Woman coding in an IDE Photo by Crew on Unsplash

I first learned the basics of web development in the 2000s, and have since contributed to web applications code in my corporate jobs and worked with HTML&CSS in the context of ebooks. Though the first real website I made and published from scratch was the first version of my personal site that I built two years ago. It was a single index.html with a static layout and very little content. The blog that you are reading right now is a newer version built with a static site generator.

During the last couple of years working on my personal website, I have accumulated a large collection of bookmarks that I find helpful when making websites. I regularly keep referring to many of them.

All of these resources are relevant to most kinds of websites, regardless of what stack or framework you use. If you are building a website on your own, I hope this collection will prove to be useful.

All links are from my personal collection. I have no affiliation with any of the linked resources. All linked resources are free to use.


TL;DR: Just give me the links!

Page Layout

Flexbox

Table-based layouts are a thing of the past, with Flexbox being the most common way to layout web UIs these days. A Complete Guide to Flexbox ended up being one of the resources I get back to the most.

CSS Selectors

There’s a lot of ways to apply styles to an element in CSS. I love the CSS selector reference from w3schools. It provides a short overview of each selector and lets me quickly choose the best option.

HTML & Accessibility

While browsing Twitter one day I stumbled upon an article recommendation from @ReyTheDev for structuring HTML semantically to achieve low-effort accessibility and reader mode support. It’s a gold-mine when it comes to the basics of modern HTML.

It was a discovery that opening links in a new tab is unfriendly to accessibility and mobile usage. This is usually achieved with target="_blank" on links. I’ve never looked at it in such a way that the user can always opt-in to open something in a new tab, but they can never opt-out. UX Collective wrote a comprehensive article on opening links.

SEO

To make a site searchable through search engines, it is essential to get several meta properties right. Shout out to @MarinaHuber for introducing me to this comprehensive SEO check tool. It checks not only the technical side, but also the content itself.

Canonical URLs help avoid duplicate content on the web. They are useful even if you post only in one place. Check out rel=canonical: the ultimate guide.

== PARTS OF THE EXERCISE ==
a: In the post on web development resources, rewrite the paragraph beginning "It was a discovery that opening links" as a short bulleted list that keeps its main facts.
b: According to the post on web development resources, what is the most common way to lay out web UIs these days?

== EXTRACTED MATERIAL ==
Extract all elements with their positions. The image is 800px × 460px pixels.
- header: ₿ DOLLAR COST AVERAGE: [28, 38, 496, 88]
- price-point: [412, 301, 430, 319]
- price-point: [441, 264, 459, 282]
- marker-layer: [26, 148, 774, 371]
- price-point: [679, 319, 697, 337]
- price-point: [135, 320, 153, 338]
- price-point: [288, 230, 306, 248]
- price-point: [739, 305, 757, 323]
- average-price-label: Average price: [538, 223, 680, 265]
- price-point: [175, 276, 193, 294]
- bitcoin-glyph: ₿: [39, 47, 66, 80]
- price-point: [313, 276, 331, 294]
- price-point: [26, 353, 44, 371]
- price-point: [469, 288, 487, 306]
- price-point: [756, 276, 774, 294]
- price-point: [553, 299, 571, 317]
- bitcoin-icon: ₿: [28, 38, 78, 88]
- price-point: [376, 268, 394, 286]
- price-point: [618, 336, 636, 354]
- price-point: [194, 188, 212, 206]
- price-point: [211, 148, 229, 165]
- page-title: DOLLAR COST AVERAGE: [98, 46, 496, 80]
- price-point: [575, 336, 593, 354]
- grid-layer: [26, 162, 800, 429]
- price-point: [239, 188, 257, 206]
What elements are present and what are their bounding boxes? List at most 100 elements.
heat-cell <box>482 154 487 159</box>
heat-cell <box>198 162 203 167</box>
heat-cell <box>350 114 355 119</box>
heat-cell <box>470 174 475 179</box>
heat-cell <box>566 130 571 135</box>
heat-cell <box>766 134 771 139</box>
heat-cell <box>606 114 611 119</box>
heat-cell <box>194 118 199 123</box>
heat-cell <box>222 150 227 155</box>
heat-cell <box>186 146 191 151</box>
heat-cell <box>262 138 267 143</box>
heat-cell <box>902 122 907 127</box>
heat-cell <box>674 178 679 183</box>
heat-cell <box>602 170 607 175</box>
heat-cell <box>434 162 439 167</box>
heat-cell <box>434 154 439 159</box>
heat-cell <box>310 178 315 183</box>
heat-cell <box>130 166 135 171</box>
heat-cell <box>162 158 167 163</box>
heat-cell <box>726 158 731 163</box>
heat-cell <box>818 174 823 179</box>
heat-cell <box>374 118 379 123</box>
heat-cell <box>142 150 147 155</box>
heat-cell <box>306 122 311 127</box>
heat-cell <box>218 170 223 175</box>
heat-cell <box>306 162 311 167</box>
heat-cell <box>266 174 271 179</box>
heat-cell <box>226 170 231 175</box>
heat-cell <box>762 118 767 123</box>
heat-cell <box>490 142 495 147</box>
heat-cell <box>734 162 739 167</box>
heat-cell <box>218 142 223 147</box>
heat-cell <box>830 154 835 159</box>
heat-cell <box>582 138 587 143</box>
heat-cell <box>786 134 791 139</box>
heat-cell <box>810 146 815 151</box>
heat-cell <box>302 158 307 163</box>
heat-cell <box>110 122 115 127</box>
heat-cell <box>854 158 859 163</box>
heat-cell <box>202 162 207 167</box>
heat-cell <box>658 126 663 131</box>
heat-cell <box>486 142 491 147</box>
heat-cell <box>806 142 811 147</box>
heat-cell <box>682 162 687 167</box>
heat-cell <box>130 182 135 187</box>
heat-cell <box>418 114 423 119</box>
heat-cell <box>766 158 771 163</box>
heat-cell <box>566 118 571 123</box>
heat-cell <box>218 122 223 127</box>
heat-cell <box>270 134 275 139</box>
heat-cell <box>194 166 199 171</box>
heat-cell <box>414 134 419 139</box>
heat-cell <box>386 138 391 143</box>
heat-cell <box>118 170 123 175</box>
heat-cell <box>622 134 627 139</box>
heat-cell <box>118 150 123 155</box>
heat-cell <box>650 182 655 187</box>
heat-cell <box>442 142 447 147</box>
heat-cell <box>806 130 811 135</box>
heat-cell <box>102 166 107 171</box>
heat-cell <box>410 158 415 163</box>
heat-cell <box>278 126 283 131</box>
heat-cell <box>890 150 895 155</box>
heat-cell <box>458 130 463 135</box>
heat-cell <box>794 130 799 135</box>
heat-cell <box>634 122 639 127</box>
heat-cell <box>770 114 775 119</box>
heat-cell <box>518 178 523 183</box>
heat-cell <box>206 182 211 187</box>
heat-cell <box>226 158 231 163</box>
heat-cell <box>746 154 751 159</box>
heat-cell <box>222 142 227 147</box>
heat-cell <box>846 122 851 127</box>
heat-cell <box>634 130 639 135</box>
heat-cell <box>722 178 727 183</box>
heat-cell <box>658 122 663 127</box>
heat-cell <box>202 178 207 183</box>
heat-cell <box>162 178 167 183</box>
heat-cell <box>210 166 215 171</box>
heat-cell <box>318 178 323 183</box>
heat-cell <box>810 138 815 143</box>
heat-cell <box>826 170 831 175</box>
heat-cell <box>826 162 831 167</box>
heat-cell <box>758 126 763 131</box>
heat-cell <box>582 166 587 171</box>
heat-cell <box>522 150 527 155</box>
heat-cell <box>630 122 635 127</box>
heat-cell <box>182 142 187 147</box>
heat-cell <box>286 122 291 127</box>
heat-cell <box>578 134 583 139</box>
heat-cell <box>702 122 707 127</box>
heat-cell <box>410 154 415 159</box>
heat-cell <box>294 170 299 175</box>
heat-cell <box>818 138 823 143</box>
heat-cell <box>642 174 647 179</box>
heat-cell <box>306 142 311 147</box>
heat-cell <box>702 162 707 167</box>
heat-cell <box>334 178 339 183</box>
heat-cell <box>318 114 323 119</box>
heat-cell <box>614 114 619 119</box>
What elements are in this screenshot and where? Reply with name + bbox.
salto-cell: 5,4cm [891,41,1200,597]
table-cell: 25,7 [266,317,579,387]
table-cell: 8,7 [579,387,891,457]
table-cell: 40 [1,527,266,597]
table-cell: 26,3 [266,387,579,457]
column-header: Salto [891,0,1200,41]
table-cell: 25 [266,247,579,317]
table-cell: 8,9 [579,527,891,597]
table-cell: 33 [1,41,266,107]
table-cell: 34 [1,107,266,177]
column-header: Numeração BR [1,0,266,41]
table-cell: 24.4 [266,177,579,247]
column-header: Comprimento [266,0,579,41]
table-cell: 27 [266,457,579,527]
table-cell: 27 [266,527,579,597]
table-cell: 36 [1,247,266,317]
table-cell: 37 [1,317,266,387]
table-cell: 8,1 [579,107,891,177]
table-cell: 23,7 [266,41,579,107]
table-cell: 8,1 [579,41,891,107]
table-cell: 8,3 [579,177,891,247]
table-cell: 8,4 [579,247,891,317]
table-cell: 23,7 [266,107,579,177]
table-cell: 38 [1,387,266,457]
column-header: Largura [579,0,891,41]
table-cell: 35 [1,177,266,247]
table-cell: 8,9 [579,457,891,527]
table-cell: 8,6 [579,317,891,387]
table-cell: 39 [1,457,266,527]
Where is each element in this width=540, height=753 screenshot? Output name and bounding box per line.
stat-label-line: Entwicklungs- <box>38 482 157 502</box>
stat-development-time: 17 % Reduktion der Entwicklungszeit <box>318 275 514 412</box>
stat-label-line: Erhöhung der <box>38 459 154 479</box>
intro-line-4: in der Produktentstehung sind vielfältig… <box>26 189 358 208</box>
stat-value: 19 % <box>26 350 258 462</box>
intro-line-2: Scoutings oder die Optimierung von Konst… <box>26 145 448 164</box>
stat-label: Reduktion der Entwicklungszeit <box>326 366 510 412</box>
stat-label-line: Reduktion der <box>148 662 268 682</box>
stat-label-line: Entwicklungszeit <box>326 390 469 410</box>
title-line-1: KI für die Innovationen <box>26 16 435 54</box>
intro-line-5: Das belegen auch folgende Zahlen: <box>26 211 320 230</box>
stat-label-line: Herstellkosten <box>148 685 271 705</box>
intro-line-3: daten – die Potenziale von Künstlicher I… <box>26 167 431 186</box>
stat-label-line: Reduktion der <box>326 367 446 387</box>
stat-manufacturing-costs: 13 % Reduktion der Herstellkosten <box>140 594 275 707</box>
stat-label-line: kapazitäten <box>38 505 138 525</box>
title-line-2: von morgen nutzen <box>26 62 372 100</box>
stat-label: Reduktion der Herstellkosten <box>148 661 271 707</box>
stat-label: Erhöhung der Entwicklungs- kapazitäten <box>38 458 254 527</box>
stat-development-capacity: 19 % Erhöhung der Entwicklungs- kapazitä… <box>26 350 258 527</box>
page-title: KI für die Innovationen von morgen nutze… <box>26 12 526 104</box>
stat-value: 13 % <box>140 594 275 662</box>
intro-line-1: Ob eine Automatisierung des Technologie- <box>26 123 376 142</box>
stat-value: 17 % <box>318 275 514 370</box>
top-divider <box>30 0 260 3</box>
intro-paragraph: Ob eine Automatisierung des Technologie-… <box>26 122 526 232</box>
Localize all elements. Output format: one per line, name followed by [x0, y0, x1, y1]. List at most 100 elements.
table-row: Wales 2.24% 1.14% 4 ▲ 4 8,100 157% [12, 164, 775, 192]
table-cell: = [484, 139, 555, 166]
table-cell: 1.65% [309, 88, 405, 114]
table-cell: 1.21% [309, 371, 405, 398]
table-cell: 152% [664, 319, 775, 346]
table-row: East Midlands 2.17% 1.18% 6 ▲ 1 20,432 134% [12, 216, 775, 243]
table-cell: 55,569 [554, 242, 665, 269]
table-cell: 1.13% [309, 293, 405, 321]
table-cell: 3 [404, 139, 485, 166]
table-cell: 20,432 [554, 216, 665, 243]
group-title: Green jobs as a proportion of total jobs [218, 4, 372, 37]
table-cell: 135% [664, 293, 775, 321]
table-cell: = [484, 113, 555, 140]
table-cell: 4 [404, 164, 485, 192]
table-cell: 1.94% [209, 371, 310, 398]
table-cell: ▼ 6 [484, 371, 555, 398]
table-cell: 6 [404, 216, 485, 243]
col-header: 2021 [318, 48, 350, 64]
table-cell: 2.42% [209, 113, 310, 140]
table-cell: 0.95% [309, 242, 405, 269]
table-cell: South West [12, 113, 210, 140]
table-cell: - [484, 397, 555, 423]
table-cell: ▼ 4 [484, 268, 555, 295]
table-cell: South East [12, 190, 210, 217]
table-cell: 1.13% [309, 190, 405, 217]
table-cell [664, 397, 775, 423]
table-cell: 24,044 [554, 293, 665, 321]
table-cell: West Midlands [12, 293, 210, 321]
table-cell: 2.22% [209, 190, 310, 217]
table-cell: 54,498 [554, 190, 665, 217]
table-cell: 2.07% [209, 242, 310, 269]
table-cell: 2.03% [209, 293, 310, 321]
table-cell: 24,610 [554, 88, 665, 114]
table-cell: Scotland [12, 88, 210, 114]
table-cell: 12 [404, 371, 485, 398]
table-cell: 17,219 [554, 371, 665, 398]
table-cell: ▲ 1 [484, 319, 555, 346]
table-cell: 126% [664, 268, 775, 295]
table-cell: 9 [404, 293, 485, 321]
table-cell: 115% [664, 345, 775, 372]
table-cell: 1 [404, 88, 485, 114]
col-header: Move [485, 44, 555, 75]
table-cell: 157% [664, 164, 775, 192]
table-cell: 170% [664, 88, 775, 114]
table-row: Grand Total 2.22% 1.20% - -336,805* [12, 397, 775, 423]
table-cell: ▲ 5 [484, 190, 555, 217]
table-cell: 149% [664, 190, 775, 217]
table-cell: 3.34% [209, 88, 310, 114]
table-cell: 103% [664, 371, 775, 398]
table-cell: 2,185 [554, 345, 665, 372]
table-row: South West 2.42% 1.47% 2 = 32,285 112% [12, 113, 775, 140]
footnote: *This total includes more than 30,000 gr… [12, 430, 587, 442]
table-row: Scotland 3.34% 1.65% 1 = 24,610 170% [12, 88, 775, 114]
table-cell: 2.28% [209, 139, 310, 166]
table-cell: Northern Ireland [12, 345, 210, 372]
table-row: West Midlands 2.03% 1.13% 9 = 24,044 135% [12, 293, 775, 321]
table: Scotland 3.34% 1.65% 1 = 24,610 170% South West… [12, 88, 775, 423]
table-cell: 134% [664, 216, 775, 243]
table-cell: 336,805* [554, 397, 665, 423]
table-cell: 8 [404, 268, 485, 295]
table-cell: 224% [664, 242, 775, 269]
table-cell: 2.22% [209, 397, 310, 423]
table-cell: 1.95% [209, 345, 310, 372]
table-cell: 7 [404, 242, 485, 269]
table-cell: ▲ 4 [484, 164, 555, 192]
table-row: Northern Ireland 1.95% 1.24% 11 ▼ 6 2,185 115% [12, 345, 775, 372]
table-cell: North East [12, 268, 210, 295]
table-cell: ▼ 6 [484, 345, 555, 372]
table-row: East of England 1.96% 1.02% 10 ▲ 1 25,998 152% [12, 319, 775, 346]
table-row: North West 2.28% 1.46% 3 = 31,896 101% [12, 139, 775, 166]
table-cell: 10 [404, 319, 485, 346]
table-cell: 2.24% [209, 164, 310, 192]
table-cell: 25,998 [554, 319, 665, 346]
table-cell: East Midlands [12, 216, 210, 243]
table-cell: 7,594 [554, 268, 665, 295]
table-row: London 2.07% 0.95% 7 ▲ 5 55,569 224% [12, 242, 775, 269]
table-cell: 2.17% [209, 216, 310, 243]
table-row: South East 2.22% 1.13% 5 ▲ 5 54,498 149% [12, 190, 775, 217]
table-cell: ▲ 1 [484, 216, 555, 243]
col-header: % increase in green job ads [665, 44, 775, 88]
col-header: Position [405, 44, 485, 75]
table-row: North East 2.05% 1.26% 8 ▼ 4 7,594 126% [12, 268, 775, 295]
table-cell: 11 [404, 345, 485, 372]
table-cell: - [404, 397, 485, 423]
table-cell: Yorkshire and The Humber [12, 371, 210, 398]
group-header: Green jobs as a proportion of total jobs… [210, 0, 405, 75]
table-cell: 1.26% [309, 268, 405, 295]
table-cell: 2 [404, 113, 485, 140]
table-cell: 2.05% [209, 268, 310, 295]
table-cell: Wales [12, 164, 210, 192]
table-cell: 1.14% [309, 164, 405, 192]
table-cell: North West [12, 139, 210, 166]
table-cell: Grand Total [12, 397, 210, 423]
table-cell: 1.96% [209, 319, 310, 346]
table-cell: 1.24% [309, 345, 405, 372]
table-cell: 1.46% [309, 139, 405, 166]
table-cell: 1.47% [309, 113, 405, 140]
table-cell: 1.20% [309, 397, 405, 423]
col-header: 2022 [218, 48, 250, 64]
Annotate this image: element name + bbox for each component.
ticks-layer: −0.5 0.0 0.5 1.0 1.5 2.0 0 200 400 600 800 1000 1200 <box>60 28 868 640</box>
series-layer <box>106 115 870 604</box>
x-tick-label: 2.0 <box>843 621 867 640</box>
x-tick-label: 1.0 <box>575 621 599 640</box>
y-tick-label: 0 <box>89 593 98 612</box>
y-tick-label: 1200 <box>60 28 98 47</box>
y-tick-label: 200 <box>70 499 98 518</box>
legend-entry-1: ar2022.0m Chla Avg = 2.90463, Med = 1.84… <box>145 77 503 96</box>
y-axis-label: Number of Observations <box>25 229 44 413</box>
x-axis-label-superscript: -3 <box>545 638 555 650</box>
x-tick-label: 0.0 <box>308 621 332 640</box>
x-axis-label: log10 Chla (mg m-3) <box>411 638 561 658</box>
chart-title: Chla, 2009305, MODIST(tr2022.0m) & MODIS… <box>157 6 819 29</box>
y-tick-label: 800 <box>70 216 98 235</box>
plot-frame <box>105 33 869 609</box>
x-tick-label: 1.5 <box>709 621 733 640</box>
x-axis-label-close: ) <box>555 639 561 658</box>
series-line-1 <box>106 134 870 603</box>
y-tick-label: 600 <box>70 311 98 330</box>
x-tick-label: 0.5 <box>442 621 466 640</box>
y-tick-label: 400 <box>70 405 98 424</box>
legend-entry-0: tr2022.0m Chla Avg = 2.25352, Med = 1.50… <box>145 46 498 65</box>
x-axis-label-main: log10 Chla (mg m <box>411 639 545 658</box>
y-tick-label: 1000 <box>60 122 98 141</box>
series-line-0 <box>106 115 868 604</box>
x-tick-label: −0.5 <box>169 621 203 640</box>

== ANSWERS FOR THIS EXERCISE ==
a:
- Opening links in a new tab is unfriendly to accessibility and mobile use.
- This is usually done with target="_blank" on links.
- Users can always choose to open something in a new tab, but they can never opt out of it.
- UX Collective wrote a comprehensive article on opening links.

b: Flexbox.